• _Exercise description_:
Print the listing in its entirety and exactly, leaving out images.

• _Extracted data_:
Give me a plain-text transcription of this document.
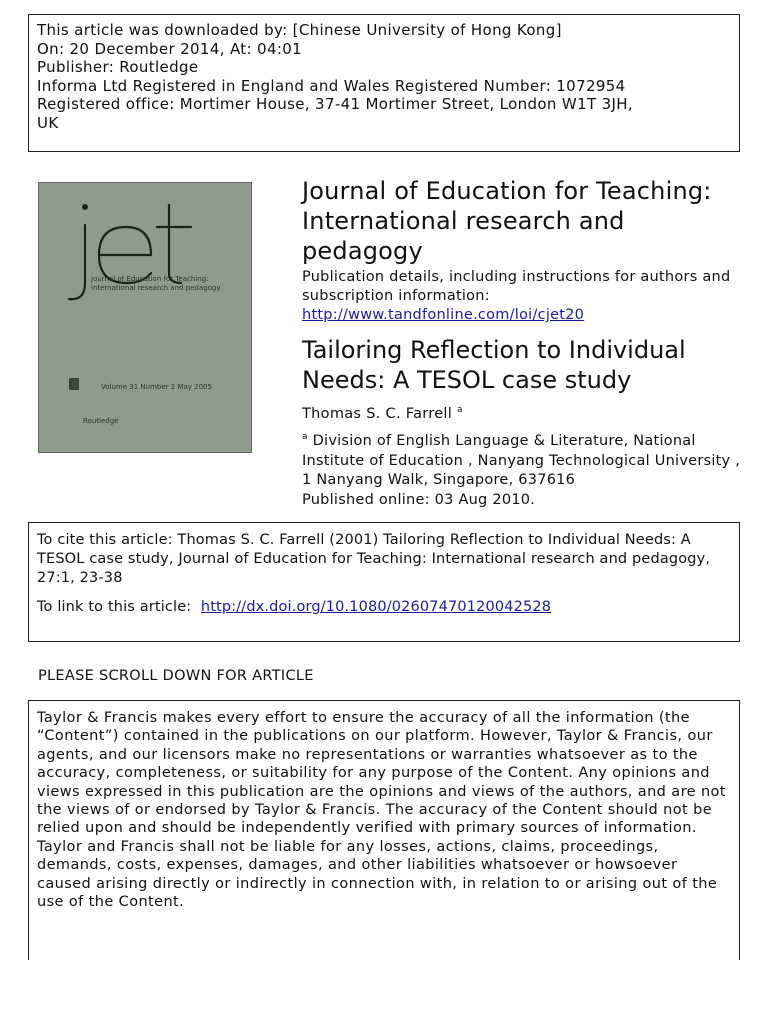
This article was downloaded by: [Chinese University of Hong Kong]
On: 20 December 2014, At: 04:01
Publisher: Routledge
Informa Ltd Registered in England and Wales Registered Number: 1072954
Registered office: Mortimer House, 37-41 Mortimer Street, London W1T 3JH,
UK
Journal of Education for Teaching:
international research and pedagogy
Volume 31 Number 2 May 2005
Routledge
Journal of Education for Teaching: International research and pedagogy
Publication details, including instructions for authors and subscription information:
http://www.tandfonline.com/loi/cjet20
Tailoring Reflection to Individual Needs: A TESOL case study
Thomas S. C. Farrell $^a$
$^a$ Division of English Language & Literature, National Institute of Education , Nanyang Technological University , 1 Nanyang Walk, Singapore, 637616
Published online: 03 Aug 2010.
To cite this article: Thomas S. C. Farrell (2001) Tailoring Reflection to Individual Needs: A TESOL case study, Journal of Education for Teaching: International research and pedagogy, 27:1, 23-38
To link to this article: http://dx.doi.org/10.1080/02607470120042528
PLEASE SCROLL DOWN FOR ARTICLE
Taylor & Francis makes every effort to ensure the accuracy of all the information (the “Content”) contained in the publications on our platform. However, Taylor & Francis, our agents, and our licensors make no representations or warranties whatsoever as to the accuracy, completeness, or suitability for any purpose of the Content. Any opinions and views expressed in this publication are the opinions and views of the authors, and are not the views of or endorsed by Taylor & Francis. The accuracy of the Content should not be relied upon and should be independently verified with primary sources of information. Taylor and Francis shall not be liable for any losses, actions, claims, proceedings, demands, costs, expenses, damages, and other liabilities whatsoever or howsoever caused arising directly or indirectly in connection with, in relation to or arising out of the use of the Content.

• _Full solution_:
Give me a plain-text transcription of this document.
This article was downloaded by: [Chinese University of Hong Kong]
On: 20 December 2014, At: 04:01
Publisher: Routledge
Informa Ltd Registered in England and Wales Registered Number: 1072954
Registered office: Mortimer House, 37-41 Mortimer Street, London W1T 3JH,
UK
Journal of Education for Teaching:
international research and pedagogy
Volume 31 Number 2 May 2005
Routledge
Journal of Education for Teaching: International research and pedagogy
Publication details, including instructions for authors and subscription information:
http://www.tandfonline.com/loi/cjet20
Tailoring Reflection to Individual Needs: A TESOL case study
Thomas S. C. Farrell $^a$
$^a$ Division of English Language & Literature, National Institute of Education , Nanyang Technological University , 1 Nanyang Walk, Singapore, 637616
Published online: 03 Aug 2010.
To cite this article: Thomas S. C. Farrell (2001) Tailoring Reflection to Individual Needs: A TESOL case study, Journal of Education for Teaching: International research and pedagogy, 27:1, 23-38
To link to this article: http://dx.doi.org/10.1080/02607470120042528
PLEASE SCROLL DOWN FOR ARTICLE
Taylor & Francis makes every effort to ensure the accuracy of all the information (the “Content”) contained in the publications on our platform. However, Taylor & Francis, our agents, and our licensors make no representations or warranties whatsoever as to the accuracy, completeness, or suitability for any purpose of the Content. Any opinions and views expressed in this publication are the opinions and views of the authors, and are not the views of or endorsed by Taylor & Francis. The accuracy of the Content should not be relied upon and should be independently verified with primary sources of information. Taylor and Francis shall not be liable for any losses, actions, claims, proceedings, demands, costs, expenses, damages, and other liabilities whatsoever or howsoever caused arising directly or indirectly in connection with, in relation to or arising out of the use of the Content.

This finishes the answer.